## Exercise material
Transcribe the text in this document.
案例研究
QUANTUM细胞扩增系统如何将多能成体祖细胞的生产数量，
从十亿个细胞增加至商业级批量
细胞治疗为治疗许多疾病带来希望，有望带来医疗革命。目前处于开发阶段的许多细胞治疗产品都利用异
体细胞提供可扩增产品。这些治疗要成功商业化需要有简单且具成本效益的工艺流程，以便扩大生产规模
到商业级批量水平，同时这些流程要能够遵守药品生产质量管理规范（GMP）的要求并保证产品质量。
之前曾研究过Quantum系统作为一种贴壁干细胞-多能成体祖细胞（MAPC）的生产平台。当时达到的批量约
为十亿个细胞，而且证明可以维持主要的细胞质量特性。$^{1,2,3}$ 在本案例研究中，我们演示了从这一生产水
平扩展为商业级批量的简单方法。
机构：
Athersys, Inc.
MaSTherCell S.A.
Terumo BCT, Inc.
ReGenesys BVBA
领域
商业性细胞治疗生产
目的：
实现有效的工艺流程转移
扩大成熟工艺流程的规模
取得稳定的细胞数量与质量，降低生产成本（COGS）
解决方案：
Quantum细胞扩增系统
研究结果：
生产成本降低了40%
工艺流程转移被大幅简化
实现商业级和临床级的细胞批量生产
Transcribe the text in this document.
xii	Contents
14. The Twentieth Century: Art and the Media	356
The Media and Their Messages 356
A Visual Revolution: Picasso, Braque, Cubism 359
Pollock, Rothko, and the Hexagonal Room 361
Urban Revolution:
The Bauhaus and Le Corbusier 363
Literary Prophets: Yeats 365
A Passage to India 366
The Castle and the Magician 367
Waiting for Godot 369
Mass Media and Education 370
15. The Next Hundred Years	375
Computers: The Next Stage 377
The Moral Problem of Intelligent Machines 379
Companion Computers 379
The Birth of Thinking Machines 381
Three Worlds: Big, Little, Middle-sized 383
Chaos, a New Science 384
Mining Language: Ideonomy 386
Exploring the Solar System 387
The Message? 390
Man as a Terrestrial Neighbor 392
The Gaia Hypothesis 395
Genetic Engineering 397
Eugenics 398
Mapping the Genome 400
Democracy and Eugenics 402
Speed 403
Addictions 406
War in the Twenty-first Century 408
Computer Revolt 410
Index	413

==

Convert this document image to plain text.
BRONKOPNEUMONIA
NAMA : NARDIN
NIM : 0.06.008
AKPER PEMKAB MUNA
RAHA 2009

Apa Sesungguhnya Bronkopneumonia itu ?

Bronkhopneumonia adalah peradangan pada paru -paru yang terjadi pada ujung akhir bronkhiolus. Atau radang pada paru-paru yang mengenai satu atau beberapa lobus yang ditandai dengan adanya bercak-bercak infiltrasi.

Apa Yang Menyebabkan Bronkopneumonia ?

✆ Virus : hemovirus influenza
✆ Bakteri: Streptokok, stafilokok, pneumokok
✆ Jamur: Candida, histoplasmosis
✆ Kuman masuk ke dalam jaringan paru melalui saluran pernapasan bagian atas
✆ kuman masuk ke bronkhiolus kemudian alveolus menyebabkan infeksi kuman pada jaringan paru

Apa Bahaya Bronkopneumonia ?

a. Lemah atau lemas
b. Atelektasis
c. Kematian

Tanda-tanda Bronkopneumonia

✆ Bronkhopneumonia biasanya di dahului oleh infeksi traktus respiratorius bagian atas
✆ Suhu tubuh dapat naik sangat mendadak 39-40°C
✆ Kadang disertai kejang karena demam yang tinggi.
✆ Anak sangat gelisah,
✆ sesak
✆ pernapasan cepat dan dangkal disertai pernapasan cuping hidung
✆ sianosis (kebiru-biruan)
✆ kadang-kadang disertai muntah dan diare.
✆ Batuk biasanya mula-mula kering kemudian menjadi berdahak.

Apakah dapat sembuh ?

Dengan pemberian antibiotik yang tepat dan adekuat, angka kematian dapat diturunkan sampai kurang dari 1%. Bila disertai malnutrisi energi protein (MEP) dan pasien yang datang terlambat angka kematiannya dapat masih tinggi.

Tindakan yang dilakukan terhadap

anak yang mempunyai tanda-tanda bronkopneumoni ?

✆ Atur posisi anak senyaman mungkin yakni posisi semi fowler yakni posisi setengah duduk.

---

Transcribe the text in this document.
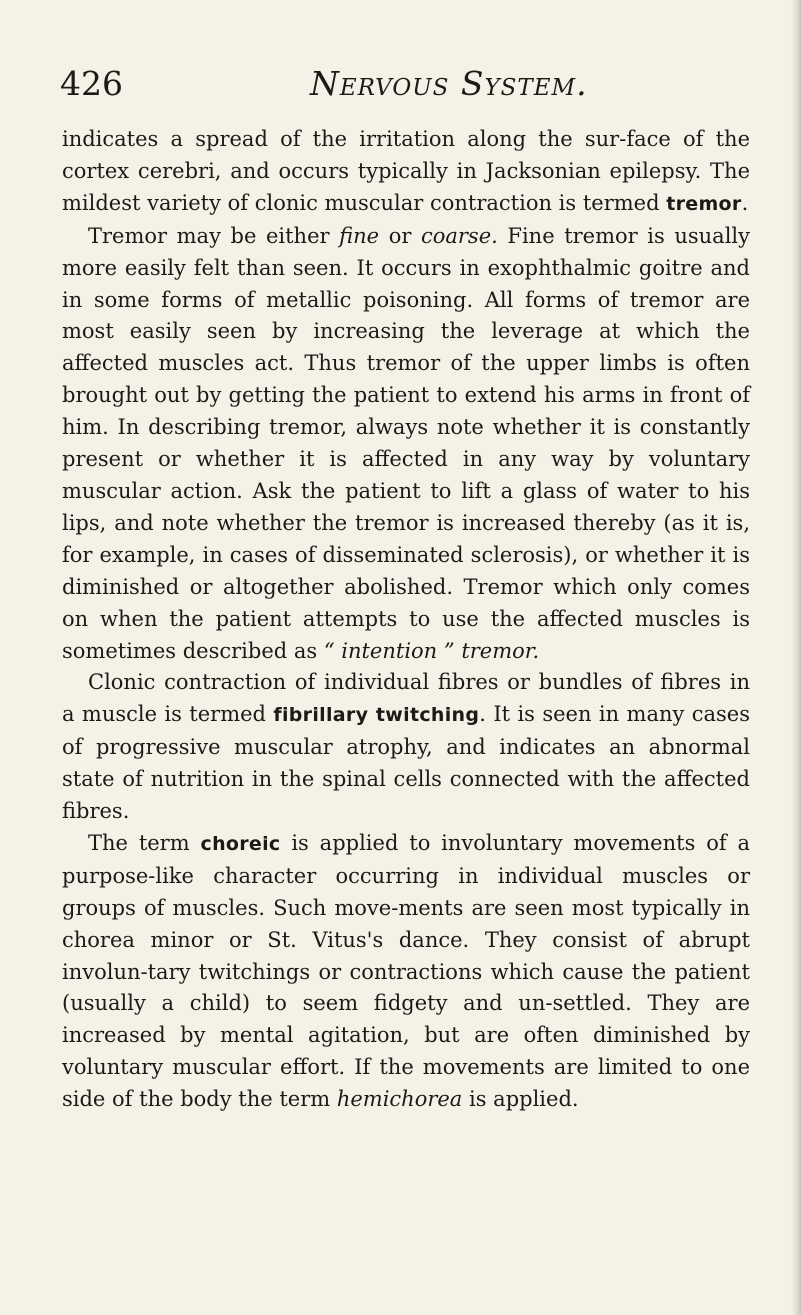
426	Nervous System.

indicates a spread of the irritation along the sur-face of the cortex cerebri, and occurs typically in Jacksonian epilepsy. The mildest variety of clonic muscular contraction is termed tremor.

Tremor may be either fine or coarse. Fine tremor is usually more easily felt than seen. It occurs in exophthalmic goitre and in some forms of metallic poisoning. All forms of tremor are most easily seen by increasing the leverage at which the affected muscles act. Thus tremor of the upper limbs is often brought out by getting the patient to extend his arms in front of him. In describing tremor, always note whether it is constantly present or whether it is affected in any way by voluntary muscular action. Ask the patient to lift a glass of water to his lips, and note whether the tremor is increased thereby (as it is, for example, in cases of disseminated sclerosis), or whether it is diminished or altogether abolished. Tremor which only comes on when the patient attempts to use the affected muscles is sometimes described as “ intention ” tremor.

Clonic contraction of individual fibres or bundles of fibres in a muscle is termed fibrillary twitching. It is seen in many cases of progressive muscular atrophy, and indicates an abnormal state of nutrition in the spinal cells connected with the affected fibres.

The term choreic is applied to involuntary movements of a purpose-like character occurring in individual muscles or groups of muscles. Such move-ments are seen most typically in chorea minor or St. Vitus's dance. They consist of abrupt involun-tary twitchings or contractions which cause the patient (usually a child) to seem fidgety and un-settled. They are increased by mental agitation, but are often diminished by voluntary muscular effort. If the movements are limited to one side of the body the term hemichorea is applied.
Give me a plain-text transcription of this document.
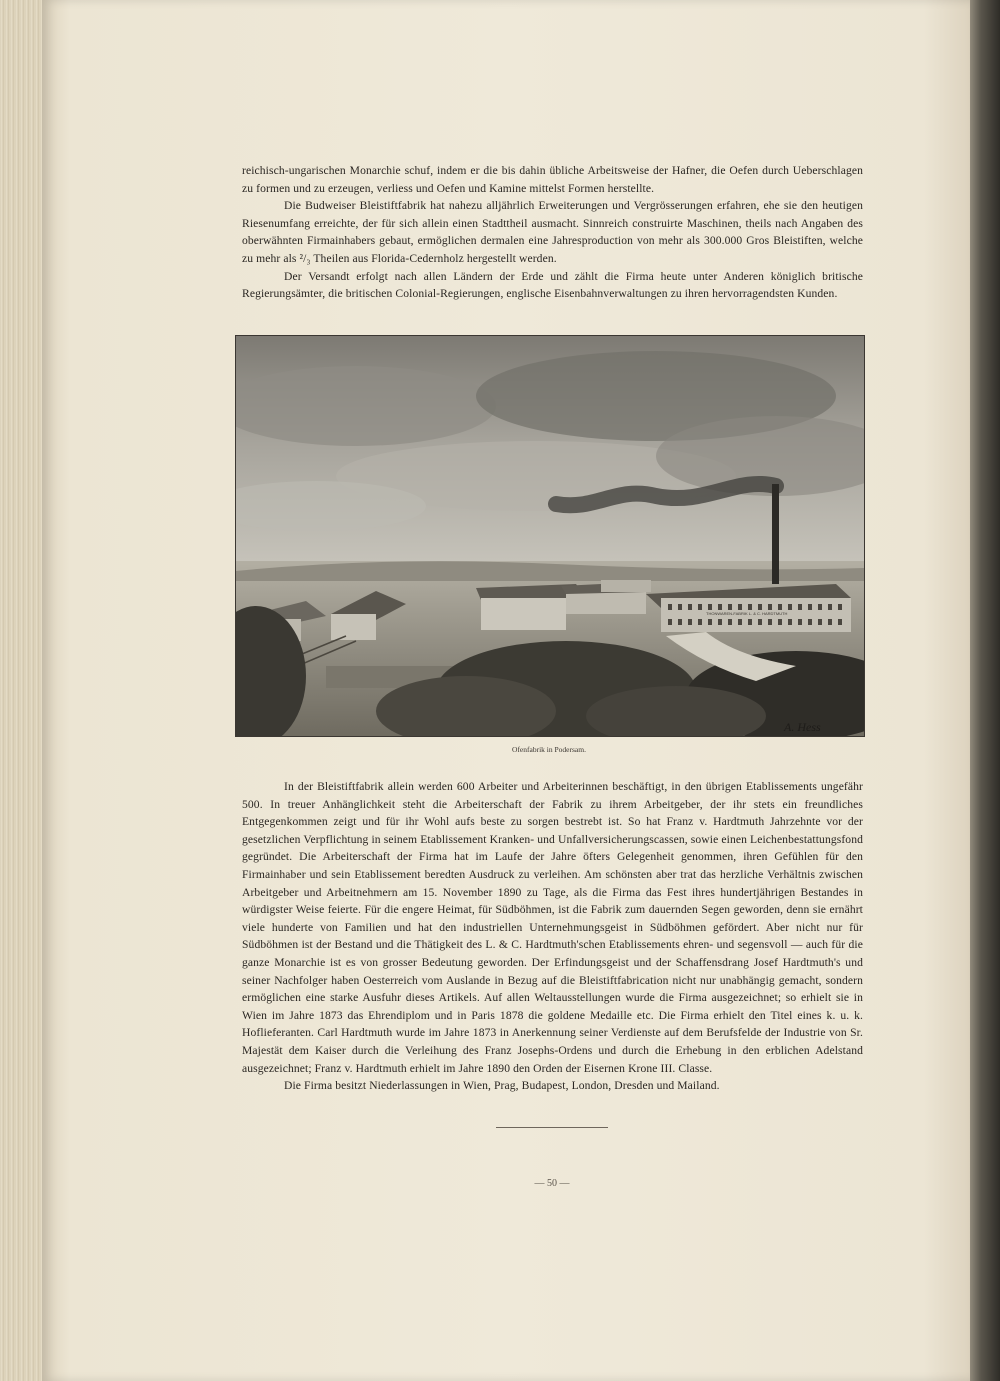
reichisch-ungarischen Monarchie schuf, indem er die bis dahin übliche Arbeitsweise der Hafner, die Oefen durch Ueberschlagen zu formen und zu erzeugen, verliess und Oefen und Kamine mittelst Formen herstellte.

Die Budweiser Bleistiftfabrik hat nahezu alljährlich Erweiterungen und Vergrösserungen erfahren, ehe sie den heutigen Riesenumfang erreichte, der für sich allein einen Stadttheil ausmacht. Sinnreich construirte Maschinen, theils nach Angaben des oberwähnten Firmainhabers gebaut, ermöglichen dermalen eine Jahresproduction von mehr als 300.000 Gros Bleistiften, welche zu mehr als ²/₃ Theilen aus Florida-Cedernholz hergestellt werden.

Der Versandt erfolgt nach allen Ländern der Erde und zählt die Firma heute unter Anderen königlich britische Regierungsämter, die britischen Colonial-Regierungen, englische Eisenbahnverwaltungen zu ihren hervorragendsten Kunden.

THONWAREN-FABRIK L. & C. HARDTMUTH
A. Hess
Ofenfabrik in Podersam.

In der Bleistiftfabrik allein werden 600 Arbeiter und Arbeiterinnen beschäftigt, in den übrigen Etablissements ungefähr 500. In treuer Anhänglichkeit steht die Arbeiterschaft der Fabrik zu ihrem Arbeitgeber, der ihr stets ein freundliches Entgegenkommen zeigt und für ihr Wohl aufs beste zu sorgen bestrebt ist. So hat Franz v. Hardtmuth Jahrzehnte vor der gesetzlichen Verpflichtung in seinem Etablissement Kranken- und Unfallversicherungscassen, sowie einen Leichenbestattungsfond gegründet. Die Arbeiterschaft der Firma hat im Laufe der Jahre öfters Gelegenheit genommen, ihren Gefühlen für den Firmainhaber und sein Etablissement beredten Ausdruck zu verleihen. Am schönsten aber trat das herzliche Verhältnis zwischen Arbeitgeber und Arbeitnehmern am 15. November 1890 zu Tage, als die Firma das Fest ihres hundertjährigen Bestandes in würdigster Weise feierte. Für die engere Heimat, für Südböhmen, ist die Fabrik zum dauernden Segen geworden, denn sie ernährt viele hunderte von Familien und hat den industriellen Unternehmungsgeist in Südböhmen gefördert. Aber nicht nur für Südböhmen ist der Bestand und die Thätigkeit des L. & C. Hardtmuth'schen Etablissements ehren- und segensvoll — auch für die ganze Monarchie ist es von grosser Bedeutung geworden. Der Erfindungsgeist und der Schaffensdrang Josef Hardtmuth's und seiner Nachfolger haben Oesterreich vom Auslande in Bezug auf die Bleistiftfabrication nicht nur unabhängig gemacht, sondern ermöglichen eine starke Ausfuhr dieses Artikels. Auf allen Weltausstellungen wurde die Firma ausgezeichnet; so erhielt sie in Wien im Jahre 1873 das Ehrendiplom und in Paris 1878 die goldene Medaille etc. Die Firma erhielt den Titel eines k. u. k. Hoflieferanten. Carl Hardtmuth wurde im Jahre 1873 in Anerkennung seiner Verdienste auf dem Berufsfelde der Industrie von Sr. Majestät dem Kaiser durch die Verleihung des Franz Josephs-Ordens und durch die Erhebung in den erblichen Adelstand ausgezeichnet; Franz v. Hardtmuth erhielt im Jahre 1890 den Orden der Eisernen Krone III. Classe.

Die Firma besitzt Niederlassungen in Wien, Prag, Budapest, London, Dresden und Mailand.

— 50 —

## Exercise goal
Show each line of the data that contains the string "muscles".

## Answer box
Tremor may be either fine or coarse. Fine tremor is usually more easily felt than seen. It occurs in exophthalmic goitre and in some forms of metallic poisoning. All forms of tremor are most easily seen by increasing the leverage at which the affected muscles act. Thus tremor of the upper limbs is often brought out by getting the patient to extend his arms in front of him. In describing tremor, always note whether it is constantly present or whether it is affected in any way by voluntary muscular action. Ask the patient to lift a glass of water to his lips, and note whether the tremor is increased thereby (as it is, for example, in cases of disseminated sclerosis), or whether it is diminished or altogether abolished. Tremor which only comes on when the patient attempts to use the affected muscles is sometimes described as “ intention ” tremor.
The term choreic is applied to involuntary movements of a purpose-like character occurring in individual muscles or groups of muscles. Such move-ments are seen most typically in chorea minor or St. Vitus's dance. They consist of abrupt involun-tary twitchings or contractions which cause the patient (usually a child) to seem fidgety and un-settled. They are increased by mental agitation, but are often diminished by voluntary muscular effort. If the movements are limited to one side of the body the term hemichorea is applied.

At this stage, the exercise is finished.